**EXERCISE GOAL**
Please output the entries below from the line that contains "Extract all readable text from this page." through the final line, reproduced exactly and alone.

───── RECORD SET

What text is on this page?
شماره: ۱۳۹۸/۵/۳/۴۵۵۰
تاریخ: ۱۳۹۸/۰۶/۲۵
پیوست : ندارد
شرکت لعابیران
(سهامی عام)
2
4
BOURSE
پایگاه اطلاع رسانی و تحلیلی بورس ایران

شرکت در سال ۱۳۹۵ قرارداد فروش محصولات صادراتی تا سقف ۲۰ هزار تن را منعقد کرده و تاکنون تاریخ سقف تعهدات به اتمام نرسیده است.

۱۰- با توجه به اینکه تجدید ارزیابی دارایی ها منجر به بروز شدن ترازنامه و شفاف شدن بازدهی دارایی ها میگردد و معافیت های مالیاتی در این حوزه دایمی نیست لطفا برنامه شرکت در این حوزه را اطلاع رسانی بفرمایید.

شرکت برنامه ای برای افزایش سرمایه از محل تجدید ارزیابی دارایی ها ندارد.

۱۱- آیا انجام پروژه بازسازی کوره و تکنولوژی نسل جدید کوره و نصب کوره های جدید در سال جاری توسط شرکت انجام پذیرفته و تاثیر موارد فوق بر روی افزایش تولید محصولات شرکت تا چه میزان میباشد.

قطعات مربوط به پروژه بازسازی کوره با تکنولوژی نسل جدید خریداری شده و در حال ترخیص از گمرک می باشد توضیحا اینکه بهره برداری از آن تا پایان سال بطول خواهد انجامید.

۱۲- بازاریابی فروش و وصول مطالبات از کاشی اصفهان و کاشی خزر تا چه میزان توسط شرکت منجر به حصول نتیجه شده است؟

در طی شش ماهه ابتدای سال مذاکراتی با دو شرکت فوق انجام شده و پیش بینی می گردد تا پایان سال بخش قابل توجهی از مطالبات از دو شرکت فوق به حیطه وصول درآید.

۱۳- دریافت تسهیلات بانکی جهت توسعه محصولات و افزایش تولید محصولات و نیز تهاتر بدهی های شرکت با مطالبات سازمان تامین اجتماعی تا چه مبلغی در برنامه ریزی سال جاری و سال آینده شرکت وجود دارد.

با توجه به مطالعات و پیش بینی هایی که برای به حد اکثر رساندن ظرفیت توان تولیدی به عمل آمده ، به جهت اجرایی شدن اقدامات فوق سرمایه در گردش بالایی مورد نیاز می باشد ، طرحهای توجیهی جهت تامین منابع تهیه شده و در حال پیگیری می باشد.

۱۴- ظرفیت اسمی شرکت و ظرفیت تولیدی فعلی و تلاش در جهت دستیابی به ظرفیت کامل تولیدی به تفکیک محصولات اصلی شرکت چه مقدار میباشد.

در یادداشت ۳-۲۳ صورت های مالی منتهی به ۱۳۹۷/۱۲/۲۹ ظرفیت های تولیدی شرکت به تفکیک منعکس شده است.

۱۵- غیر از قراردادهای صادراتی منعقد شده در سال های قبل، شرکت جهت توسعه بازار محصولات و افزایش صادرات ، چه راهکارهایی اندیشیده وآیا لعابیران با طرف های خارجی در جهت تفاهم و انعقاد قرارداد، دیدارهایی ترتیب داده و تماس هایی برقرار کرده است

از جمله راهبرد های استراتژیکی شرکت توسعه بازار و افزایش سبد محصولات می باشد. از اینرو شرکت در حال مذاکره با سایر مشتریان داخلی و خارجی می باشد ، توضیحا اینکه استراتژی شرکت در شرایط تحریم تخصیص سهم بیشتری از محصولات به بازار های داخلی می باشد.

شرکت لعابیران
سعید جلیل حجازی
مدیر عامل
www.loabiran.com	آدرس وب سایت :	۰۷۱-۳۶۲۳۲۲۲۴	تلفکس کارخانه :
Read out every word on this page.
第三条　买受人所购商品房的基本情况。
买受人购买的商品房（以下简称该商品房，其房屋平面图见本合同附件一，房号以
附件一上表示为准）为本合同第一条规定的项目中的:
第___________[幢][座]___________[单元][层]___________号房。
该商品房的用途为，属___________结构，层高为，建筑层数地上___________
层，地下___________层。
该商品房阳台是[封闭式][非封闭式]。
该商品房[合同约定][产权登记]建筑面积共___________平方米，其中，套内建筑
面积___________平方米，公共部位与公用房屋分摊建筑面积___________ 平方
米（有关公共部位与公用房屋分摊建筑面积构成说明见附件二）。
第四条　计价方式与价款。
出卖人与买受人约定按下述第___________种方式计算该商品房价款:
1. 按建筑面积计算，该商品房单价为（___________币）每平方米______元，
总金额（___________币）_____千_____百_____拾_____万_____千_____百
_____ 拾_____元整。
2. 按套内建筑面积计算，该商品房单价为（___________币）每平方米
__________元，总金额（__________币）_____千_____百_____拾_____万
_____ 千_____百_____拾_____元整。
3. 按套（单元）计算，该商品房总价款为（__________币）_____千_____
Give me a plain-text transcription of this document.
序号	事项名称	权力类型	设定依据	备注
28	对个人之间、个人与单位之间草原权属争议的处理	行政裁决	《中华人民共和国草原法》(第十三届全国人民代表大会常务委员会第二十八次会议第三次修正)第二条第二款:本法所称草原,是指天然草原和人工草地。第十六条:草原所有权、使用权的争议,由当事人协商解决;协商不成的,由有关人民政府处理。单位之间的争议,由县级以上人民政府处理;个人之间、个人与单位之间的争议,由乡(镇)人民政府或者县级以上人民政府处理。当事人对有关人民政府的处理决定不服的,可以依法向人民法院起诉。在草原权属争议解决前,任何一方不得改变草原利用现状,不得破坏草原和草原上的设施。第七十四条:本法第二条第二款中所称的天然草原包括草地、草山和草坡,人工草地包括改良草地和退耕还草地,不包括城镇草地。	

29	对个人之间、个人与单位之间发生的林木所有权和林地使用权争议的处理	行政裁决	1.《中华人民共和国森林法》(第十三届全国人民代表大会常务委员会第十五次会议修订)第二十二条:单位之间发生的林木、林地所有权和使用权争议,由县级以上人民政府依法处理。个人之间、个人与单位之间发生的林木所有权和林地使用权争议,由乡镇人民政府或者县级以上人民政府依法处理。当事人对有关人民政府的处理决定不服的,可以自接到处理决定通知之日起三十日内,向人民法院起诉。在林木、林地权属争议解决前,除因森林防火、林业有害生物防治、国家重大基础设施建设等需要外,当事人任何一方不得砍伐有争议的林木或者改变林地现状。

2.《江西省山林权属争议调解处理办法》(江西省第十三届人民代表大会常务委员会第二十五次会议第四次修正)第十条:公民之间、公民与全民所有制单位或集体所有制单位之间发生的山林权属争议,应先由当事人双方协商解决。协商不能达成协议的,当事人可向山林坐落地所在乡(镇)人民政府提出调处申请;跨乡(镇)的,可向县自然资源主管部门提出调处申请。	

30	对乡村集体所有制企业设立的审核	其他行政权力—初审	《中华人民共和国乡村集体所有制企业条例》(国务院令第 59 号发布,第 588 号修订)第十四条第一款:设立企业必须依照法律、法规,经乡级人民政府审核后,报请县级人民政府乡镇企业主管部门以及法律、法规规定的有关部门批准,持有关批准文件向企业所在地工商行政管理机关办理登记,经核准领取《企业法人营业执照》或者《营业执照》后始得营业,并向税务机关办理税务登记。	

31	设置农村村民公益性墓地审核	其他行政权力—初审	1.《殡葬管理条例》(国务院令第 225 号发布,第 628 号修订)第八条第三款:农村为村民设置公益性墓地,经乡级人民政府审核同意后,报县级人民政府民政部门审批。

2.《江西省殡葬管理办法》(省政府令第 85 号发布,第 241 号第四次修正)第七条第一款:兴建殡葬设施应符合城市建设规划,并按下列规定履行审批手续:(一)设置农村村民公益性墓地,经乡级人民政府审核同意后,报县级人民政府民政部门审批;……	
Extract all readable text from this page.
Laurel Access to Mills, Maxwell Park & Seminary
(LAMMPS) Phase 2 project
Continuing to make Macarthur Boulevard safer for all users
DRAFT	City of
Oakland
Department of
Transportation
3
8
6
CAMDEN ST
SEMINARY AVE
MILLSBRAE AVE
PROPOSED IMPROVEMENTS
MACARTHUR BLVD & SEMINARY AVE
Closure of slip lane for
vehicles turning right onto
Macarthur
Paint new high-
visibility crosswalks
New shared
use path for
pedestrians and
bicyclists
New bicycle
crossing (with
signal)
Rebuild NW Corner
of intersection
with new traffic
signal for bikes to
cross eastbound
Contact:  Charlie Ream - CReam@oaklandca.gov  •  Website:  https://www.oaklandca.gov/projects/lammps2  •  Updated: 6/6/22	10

──────────

**EXERCISE RESPONSE**
Extract all readable text from this page.
Laurel Access to Mills, Maxwell Park & Seminary
(LAMMPS) Phase 2 project
Continuing to make Macarthur Boulevard safer for all users
DRAFT	City of
Oakland
Department of
Transportation
3
8
6
CAMDEN ST
SEMINARY AVE
MILLSBRAE AVE
PROPOSED IMPROVEMENTS
MACARTHUR BLVD & SEMINARY AVE
Closure of slip lane for
vehicles turning right onto
Macarthur
Paint new high-
visibility crosswalks
New shared
use path for
pedestrians and
bicyclists
New bicycle
crossing (with
signal)
Rebuild NW Corner
of intersection
with new traffic
signal for bikes to
cross eastbound
Contact:  Charlie Ream - CReam@oaklandca.gov  •  Website:  https://www.oaklandca.gov/projects/lammps2  •  Updated: 6/6/22	10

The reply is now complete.